Estratto del documento:

*****

Il vino secondo Slow Food. E anche secondo me.

 In Cascina Belmonte

L’11 Ottobre scorso è stato presentato a Bologna, all’interno del Sana, il Manifesto Slow Food del vino buono, pulito e giusto. Un decalogo che riassume i valori principiali che secondo Slow Food (o meglio Slow Wine) dovrebbero guidare non solo la produzione del vino, ma anche l’approccio al nostro territorio, alle persone che lavorano con noi e più in generale a tutta la filiera coinvolta.

Ve lo riporto qui sotto perché è bello, scritto bene e, come dire, condivisibile! Ogni punto meriterebbe un approfondimento e una discussione, se non altro per il piacere di farla, visto che sono tutti temi appassionanti. Una discussione che comunque sicuramente c’è stata in seno ad una associazione che probabilmente meglio di ogni altra conosce il modo del vino e dei vignaioli in Italia, non fosse altro che per “anzianità”, visto che Slow Food, dalle pagine del Manifesto, propone un modo di vivere “migliore” dal lontano 1987.

*****

Voci del dataset:
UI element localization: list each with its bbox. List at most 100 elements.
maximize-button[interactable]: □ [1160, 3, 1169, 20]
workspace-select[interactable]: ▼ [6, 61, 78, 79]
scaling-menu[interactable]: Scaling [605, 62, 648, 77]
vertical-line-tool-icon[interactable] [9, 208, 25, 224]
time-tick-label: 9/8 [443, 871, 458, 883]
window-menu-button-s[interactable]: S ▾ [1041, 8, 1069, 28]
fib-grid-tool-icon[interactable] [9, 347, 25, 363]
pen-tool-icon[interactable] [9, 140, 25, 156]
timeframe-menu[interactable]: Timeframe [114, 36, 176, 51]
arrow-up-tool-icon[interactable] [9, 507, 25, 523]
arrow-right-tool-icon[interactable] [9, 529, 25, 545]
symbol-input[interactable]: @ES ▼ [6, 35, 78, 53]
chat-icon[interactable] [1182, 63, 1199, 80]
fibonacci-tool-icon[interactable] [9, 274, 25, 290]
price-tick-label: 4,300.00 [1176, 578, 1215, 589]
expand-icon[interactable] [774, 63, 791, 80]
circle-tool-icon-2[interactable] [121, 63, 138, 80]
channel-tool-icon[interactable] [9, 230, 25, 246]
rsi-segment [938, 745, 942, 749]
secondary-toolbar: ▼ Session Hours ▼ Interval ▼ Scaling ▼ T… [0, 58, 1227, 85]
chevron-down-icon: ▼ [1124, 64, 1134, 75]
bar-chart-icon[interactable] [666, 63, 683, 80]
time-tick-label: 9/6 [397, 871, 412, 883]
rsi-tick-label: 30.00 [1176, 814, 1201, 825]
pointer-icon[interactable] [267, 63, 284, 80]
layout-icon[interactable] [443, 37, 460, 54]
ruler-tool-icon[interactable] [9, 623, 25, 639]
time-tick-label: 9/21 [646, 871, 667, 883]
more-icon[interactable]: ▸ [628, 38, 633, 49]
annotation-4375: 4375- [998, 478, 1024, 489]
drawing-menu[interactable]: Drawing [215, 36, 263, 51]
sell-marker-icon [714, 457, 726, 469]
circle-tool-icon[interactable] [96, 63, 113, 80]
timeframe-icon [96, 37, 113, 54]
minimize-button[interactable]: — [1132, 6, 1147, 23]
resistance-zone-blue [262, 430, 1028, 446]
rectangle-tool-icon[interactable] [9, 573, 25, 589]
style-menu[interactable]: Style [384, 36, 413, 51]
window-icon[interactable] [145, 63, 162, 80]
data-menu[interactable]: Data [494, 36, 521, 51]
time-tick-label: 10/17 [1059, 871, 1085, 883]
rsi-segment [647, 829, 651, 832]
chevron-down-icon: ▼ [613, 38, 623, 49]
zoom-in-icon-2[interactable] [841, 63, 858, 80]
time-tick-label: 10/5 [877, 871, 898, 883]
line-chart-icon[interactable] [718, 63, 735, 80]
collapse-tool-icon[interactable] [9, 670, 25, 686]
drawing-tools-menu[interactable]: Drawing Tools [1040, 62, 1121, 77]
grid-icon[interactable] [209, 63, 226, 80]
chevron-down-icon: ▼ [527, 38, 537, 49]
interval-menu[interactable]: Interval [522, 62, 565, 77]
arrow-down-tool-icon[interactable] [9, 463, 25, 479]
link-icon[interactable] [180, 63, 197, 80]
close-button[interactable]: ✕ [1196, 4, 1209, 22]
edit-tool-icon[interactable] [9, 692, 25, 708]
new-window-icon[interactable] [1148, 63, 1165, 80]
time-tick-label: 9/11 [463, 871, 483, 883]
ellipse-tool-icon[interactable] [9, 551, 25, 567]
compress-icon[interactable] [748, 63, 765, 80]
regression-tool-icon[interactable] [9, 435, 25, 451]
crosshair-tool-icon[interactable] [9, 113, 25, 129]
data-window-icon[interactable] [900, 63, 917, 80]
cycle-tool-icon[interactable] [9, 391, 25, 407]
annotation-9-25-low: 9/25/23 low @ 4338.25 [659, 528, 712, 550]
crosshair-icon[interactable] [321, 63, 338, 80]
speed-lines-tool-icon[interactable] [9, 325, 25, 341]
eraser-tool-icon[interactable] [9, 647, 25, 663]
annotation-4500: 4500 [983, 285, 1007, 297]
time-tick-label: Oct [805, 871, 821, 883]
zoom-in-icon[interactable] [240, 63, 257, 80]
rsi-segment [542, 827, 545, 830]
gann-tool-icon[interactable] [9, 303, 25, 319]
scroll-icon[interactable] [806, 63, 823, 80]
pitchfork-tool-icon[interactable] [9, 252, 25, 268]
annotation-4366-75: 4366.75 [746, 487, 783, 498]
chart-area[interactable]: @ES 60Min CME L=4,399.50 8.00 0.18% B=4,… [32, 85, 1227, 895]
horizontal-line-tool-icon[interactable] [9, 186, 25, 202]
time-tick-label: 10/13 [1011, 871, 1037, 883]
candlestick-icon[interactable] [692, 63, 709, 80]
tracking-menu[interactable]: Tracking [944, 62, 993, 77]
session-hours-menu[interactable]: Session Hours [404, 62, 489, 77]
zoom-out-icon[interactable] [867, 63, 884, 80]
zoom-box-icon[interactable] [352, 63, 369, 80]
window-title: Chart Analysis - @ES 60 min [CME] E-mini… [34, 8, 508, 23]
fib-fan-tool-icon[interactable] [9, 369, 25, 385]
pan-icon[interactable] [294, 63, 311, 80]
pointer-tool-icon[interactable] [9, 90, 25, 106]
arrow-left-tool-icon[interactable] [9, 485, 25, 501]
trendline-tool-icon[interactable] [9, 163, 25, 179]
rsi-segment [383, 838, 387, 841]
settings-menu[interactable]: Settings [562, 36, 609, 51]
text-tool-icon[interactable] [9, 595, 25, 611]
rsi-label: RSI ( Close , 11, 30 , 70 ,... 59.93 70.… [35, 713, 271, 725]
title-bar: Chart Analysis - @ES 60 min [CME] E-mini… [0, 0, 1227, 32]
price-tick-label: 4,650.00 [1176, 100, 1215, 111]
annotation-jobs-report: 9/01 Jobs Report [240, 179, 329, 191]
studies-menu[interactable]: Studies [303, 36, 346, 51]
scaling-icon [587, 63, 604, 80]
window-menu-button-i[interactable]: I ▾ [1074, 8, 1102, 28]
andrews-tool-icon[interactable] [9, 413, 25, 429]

*****

Attività:
a - Indica se ciascuna affermazione concorda con il testo sul Manifesto Slow Food del vino, rispondendo sì o no e citando alla lettera le parole del testo che lo stabiliscono: (i) il Manifesto è stato presentato a Bologna durante il Sana; (ii) il Manifesto riguarda soltanto la produzione del vino; (iii) Slow Food propone un modo di vivere «migliore» dal 1987.
b - Trascrivi dal testo sul Manifesto Slow Food del vino il passo che va da «Il vino secondo» a «la filiera coinvolta.».
I dati non servono per svolgere le attività.

Soluzioni:
a -
(i) Sì: «è stato presentato a Bologna, all’interno del Sana».
(ii) No: «non solo la produzione del vino, ma anche l’approccio al nostro territorio».
(iii) Sì: «propone un modo di vivere “migliore” dal lontano 1987».

b -
Il vino secondo Slow Food. E anche secondo me.

 In Cascina Belmonte

L’11 Ottobre scorso è stato presentato a Bologna, all’interno del Sana, il Manifesto Slow Food del vino buono, pulito e giusto. Un decalogo che riassume i valori principiali che secondo Slow Food (o meglio Slow Wine) dovrebbero guidare non solo la produzione del vino, ma anche l’approccio al nostro territorio, alle persone che lavorano con noi e più in generale a tutta la filiera coinvolta.